◆ Brief: The entries below need to be written out exactly, with no pictures included.

◆ Recorded information:
- - -

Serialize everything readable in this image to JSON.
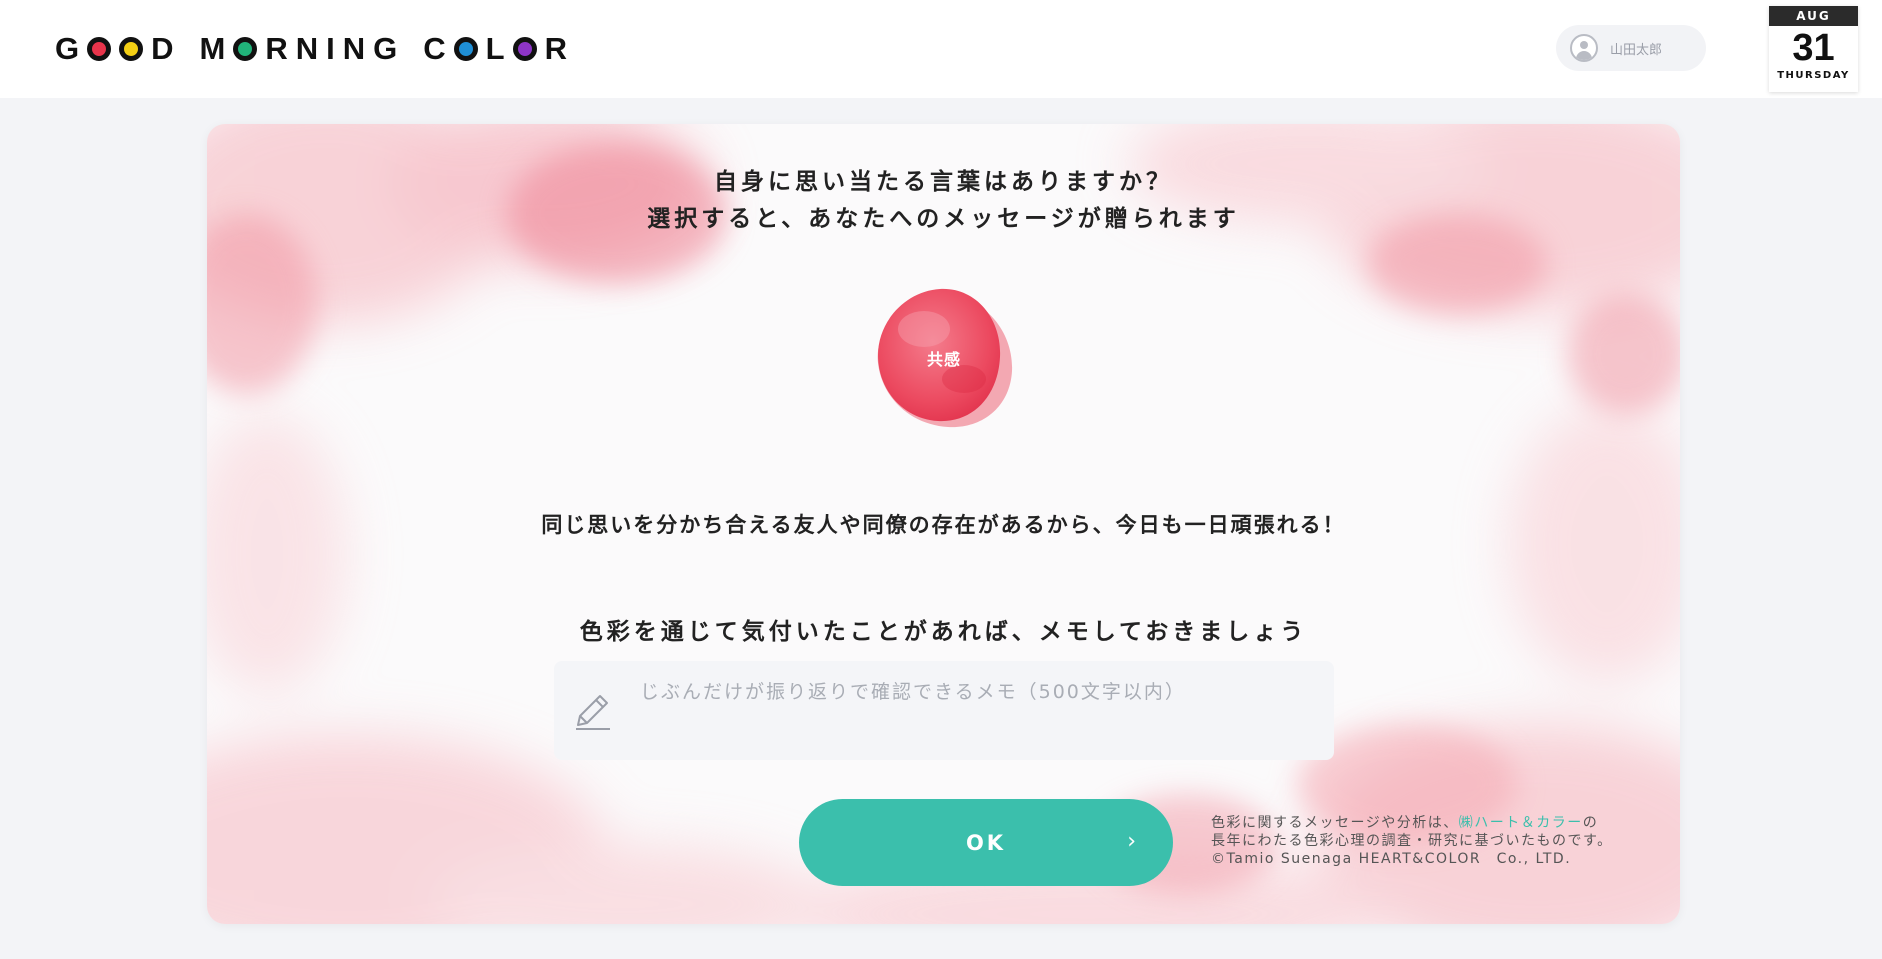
{
  "header": {
    "logo_words": [
      "GOOD",
      "MORNING",
      "COLOR"
    ],
    "logo_dot_colors": [
      "#e8344b",
      "#f4cf14",
      "#21b37a",
      "#1f8fd6",
      "#8e35c7"
    ],
    "user_name": "山田太郎",
    "user_icon": "user-avatar-icon",
    "calendar": {
      "month": "AUG",
      "day": "31",
      "weekday": "THURSDAY"
    }
  },
  "main": {
    "question_line1": "自身に思い当たる言葉はありますか？",
    "question_line2": "選択すると、あなたへのメッセージが贈られます",
    "selected_word": "共感",
    "selected_color": "#ec4a60",
    "message": "同じ思いを分かち合える友人や同僚の存在があるから、今日も一日頑張れる！",
    "memo_title": "色彩を通じて気付いたことがあれば、メモしておきましょう",
    "memo": {
      "placeholder": "じぶんだけが振り返りで確認できるメモ（500文字以内）",
      "value": "",
      "icon": "pencil-icon"
    },
    "ok_label": "OK",
    "ok_icon": "chevron-right-icon",
    "credits": {
      "line1_prefix": "色彩に関するメッセージや分析は、",
      "line1_link": "㈱ハート＆カラー",
      "line1_suffix": "の",
      "line2": "長年にわたる色彩心理の調査・研究に基づいたものです。",
      "line3": "©Tamio Suenaga HEART&COLOR　Co., LTD."
    }
  },
  "colors": {
    "accent": "#3bbfac",
    "watercolor": "#f4a7b1"
  }
}
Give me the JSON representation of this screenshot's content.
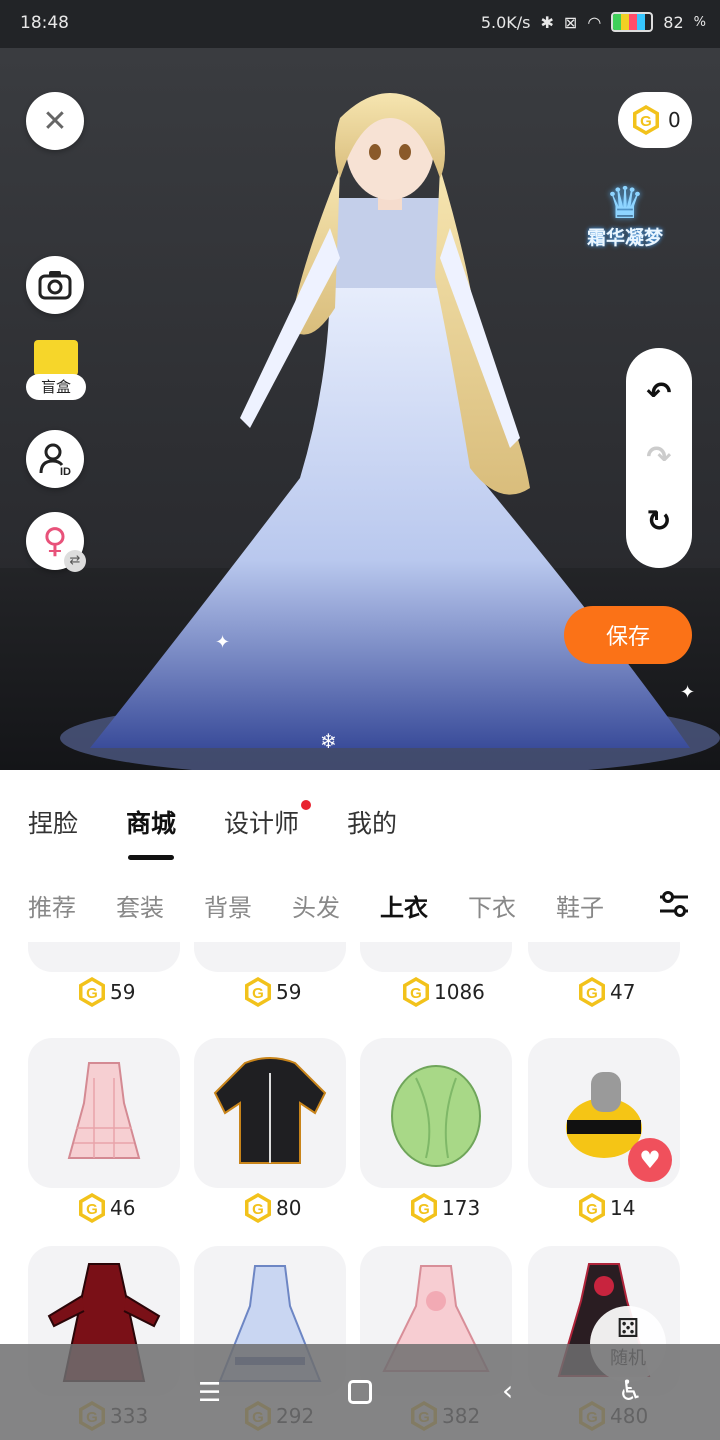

- - -

◆ Response to this task:
Serialize everything readable in this image to JSON.
{
  "header": {
    "logo_words": [
      "GOOD",
      "MORNING",
      "COLOR"
    ],
    "logo_dot_colors": [
      "#e8344b",
      "#f4cf14",
      "#21b37a",
      "#1f8fd6",
      "#8e35c7"
    ],
    "user_name": "山田太郎",
    "user_icon": "user-avatar-icon",
    "calendar": {
      "month": "AUG",
      "day": "31",
      "weekday": "THURSDAY"
    }
  },
  "main": {
    "question_line1": "自身に思い当たる言葉はありますか？",
    "question_line2": "選択すると、あなたへのメッセージが贈られます",
    "selected_word": "共感",
    "selected_color": "#ec4a60",
    "message": "同じ思いを分かち合える友人や同僚の存在があるから、今日も一日頑張れる！",
    "memo_title": "色彩を通じて気付いたことがあれば、メモしておきましょう",
    "memo": {
      "placeholder": "じぶんだけが振り返りで確認できるメモ（500文字以内）",
      "value": "",
      "icon": "pencil-icon"
    },
    "ok_label": "OK",
    "ok_icon": "chevron-right-icon",
    "credits": {
      "line1_prefix": "色彩に関するメッセージや分析は、",
      "line1_link": "㈱ハート＆カラー",
      "line1_suffix": "の",
      "line2": "長年にわたる色彩心理の調査・研究に基づいたものです。",
      "line3": "©Tamio Suenaga HEART&COLOR　Co., LTD."
    }
  },
  "colors": {
    "accent": "#3bbfac",
    "watercolor": "#f4a7b1"
  }
}
Give me the JSON representation of this screenshot's content.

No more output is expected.